§ **Job**:
Go through the entries below and collect each line with the string "JSON" in it.

-- START --

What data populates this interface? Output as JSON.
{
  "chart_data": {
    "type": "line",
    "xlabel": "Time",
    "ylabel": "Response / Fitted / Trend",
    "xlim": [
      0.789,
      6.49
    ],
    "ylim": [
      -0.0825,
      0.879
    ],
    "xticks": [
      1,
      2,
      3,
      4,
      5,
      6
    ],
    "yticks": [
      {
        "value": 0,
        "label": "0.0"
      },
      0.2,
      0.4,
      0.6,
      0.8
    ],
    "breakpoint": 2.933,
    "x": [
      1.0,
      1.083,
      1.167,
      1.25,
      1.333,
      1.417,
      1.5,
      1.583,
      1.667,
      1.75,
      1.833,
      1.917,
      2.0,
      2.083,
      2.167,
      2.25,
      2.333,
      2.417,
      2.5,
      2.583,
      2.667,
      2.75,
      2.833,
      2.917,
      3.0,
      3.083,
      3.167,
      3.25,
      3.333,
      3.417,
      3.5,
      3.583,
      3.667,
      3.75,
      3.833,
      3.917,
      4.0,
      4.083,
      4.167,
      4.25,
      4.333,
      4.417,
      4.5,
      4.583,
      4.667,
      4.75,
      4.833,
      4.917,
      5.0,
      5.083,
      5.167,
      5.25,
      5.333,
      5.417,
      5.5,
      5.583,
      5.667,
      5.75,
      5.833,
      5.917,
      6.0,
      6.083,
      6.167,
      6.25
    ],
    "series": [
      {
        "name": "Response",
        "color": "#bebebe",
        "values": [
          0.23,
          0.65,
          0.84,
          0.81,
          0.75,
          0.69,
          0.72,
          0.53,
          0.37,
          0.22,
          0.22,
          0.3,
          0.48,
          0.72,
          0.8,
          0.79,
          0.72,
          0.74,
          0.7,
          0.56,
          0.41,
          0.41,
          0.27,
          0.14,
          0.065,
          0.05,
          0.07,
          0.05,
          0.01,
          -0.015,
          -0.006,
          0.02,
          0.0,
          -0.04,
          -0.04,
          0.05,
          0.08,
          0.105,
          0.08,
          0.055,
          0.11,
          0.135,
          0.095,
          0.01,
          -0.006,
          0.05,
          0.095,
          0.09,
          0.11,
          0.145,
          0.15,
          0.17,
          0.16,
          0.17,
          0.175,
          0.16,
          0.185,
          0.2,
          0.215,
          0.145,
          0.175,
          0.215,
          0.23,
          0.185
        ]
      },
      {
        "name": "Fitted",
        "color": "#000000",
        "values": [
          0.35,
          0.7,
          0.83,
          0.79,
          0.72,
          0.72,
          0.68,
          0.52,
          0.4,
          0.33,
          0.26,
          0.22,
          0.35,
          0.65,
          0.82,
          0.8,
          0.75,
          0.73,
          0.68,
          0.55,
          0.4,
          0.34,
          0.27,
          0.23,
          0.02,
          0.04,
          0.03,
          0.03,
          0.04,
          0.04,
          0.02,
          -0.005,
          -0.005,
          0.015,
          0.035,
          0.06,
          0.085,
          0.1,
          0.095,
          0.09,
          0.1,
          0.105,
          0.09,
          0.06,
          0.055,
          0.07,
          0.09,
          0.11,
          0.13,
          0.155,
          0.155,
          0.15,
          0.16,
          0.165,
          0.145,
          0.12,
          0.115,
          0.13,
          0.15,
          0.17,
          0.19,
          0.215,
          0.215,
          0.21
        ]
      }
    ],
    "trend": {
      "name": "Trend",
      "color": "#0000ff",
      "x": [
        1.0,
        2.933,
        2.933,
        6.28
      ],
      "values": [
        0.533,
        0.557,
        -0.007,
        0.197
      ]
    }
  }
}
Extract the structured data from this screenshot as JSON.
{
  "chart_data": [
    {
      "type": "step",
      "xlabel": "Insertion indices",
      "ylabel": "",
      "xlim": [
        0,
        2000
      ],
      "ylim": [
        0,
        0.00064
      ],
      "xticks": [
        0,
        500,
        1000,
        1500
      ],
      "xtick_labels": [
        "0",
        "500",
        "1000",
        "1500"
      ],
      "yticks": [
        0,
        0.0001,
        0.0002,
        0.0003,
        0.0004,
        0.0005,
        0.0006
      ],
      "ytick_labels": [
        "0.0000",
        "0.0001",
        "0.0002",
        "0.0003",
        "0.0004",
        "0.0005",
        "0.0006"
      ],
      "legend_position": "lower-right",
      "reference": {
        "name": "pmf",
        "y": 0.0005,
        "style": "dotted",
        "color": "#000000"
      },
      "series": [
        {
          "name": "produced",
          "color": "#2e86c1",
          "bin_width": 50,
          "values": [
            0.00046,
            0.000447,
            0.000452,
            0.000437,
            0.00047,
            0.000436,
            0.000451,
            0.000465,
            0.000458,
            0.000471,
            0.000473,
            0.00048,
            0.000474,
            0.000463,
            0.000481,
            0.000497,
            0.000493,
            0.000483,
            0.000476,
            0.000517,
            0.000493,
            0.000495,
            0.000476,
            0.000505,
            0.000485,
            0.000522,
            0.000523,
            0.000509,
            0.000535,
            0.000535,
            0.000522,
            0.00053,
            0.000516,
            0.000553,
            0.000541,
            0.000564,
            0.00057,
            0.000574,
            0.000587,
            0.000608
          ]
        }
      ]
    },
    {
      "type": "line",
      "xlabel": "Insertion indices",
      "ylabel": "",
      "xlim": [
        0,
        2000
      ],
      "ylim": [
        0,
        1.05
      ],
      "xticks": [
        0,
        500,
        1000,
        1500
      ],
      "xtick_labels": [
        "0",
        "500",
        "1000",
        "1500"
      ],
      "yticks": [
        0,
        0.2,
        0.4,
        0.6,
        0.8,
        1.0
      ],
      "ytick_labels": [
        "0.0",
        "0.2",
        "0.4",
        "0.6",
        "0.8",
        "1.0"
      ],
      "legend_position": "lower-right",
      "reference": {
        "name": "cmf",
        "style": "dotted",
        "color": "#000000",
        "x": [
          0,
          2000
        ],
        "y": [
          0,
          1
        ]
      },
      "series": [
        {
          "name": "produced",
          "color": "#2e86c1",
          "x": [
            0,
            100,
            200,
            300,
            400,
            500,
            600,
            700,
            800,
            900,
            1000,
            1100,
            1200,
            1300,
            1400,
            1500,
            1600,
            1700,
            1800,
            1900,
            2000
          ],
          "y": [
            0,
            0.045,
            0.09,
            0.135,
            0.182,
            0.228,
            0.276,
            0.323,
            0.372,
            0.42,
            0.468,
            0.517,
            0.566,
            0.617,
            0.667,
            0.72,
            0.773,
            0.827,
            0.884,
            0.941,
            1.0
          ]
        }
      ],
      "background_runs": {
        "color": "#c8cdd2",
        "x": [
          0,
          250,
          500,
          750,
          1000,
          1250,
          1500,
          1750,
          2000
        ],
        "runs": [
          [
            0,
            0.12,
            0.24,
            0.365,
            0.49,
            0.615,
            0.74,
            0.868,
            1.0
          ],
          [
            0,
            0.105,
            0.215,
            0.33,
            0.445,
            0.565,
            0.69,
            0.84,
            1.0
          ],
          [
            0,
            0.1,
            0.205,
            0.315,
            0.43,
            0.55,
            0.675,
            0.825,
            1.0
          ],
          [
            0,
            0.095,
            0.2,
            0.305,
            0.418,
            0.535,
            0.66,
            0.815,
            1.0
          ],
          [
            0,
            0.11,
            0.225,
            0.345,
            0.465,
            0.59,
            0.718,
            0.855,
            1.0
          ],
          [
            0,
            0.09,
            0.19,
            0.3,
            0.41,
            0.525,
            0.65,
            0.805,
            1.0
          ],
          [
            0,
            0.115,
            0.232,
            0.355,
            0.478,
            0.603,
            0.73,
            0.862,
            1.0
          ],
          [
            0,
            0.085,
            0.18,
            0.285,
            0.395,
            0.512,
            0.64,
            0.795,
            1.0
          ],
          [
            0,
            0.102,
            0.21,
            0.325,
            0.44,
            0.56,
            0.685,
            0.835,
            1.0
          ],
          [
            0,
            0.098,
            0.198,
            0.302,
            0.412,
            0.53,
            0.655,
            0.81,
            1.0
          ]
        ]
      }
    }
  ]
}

-- END --

§ **Exercise solution**:
What data populates this interface? Output as JSON.
Extract the structured data from this screenshot as JSON.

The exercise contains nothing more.